Exercise requirements
Which lines hold the word "travel"? Copy each one.

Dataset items

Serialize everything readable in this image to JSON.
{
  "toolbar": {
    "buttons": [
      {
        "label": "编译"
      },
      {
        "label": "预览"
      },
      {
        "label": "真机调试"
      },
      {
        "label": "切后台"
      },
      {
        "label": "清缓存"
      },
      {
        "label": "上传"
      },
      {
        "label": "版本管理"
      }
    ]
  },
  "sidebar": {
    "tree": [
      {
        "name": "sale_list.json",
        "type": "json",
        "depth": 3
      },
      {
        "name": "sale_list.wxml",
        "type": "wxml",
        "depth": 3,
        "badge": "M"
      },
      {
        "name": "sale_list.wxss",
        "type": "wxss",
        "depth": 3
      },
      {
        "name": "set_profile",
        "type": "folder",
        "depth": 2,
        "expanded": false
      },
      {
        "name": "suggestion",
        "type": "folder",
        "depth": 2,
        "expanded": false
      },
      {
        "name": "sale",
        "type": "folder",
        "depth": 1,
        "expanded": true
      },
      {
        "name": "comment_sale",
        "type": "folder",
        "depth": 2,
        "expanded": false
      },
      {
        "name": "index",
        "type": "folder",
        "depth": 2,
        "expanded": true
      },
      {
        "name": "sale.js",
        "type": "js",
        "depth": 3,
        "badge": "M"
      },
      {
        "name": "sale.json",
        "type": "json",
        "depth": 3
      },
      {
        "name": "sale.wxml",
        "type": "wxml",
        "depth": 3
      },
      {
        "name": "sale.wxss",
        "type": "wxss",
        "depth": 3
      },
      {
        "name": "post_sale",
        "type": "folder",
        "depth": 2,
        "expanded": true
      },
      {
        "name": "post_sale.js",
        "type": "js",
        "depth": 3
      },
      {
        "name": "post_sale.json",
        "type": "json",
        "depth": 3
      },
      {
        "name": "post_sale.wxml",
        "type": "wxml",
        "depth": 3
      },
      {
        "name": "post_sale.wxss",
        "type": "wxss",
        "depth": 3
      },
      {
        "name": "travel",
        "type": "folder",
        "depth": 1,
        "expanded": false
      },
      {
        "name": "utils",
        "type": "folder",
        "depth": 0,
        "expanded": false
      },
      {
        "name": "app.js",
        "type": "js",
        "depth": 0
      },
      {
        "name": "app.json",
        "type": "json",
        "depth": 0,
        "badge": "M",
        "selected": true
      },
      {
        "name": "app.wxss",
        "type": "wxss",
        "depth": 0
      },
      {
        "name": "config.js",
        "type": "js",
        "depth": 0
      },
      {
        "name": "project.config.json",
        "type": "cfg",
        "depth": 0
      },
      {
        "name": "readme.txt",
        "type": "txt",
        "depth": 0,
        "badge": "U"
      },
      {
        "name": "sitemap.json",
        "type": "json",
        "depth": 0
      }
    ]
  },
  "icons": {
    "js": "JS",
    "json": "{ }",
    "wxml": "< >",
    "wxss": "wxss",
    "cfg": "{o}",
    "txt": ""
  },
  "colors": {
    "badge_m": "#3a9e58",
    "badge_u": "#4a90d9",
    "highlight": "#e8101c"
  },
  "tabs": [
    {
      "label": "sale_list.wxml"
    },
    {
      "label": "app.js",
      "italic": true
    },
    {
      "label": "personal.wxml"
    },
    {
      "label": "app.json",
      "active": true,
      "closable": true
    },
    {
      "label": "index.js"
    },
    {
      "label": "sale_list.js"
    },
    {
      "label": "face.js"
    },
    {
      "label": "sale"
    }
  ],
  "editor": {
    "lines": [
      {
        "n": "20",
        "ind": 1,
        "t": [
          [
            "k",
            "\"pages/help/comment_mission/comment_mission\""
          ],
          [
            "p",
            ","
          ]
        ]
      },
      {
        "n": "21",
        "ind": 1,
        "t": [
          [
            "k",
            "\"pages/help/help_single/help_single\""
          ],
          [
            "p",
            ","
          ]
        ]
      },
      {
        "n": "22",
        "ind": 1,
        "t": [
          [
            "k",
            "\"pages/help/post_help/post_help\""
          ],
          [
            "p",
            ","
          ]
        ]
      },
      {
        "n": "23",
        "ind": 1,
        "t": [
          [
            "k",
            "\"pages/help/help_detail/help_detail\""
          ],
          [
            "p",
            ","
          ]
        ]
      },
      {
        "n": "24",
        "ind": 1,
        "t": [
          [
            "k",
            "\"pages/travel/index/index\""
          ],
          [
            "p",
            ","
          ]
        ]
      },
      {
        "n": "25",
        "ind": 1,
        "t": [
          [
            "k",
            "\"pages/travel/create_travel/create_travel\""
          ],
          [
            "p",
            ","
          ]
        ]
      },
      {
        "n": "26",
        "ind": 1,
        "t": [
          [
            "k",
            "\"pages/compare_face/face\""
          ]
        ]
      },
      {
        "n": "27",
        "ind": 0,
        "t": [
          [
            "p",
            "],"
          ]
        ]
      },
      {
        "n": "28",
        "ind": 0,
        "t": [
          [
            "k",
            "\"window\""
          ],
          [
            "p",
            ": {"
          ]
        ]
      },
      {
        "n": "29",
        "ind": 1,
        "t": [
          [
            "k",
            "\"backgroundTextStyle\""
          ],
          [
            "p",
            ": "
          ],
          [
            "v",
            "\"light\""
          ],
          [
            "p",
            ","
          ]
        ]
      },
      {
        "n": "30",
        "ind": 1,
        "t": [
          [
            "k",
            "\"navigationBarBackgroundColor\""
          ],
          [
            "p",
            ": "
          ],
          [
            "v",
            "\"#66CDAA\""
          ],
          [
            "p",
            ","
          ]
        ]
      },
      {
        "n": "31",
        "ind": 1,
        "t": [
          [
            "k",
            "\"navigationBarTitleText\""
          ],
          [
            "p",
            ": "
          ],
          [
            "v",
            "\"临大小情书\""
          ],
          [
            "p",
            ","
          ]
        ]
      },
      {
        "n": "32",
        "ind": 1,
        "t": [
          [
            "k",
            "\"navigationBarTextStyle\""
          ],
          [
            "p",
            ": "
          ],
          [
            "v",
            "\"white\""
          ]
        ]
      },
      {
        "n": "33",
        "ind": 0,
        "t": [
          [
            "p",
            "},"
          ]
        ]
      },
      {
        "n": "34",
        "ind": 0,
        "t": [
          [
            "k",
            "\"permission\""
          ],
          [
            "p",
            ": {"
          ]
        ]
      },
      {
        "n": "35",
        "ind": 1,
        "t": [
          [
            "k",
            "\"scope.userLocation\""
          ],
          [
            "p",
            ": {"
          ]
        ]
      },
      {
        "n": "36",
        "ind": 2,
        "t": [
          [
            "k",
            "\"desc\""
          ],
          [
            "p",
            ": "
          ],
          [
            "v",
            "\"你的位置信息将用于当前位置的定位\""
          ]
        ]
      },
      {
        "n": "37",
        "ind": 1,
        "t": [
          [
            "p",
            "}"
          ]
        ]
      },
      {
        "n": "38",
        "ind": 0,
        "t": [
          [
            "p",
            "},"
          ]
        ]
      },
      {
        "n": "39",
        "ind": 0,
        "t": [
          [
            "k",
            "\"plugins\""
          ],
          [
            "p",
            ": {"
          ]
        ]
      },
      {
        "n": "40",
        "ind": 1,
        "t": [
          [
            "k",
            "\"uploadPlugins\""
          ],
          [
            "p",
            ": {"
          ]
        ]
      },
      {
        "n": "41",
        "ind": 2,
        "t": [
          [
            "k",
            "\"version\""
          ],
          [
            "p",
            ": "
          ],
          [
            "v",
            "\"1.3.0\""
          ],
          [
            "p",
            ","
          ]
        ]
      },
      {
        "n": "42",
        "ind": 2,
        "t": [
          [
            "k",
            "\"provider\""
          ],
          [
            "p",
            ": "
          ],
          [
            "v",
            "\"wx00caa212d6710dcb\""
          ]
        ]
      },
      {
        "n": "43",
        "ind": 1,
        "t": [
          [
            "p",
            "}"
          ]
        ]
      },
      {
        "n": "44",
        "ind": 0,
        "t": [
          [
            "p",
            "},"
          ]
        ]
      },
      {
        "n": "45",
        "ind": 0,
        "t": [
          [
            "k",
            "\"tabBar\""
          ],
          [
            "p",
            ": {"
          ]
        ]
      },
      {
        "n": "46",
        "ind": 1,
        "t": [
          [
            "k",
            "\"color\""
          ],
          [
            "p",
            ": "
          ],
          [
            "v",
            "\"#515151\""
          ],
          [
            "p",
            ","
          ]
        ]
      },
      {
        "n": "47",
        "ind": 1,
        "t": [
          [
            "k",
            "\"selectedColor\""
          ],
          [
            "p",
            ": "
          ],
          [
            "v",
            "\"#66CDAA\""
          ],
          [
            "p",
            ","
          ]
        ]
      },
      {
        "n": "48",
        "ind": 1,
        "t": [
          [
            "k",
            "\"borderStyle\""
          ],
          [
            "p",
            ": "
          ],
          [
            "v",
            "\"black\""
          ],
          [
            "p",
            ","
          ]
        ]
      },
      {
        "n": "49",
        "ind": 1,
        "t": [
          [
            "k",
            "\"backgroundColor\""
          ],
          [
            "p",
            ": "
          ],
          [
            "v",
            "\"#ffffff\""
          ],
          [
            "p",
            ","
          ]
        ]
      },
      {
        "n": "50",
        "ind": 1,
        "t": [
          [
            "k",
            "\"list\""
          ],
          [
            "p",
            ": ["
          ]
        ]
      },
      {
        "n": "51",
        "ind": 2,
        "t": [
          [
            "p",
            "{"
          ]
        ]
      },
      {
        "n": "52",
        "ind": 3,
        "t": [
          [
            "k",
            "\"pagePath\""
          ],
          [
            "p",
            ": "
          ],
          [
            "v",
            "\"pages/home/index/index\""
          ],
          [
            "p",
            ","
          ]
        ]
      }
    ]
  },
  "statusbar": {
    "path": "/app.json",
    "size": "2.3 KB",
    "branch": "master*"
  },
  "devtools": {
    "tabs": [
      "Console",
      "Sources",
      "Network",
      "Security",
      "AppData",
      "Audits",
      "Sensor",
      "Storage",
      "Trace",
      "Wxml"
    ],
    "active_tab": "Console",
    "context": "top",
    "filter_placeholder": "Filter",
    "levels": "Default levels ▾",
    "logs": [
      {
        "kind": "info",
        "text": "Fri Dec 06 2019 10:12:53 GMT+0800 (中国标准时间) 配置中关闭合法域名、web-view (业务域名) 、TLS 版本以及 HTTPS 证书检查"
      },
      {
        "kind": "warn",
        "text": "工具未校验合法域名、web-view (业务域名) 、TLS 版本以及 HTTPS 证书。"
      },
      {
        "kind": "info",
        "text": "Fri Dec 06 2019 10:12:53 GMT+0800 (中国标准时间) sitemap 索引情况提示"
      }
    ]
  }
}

Written solution
        "name": "travel",
            "\"pages/travel/index/index\""
            "\"pages/travel/create_travel/create_travel\""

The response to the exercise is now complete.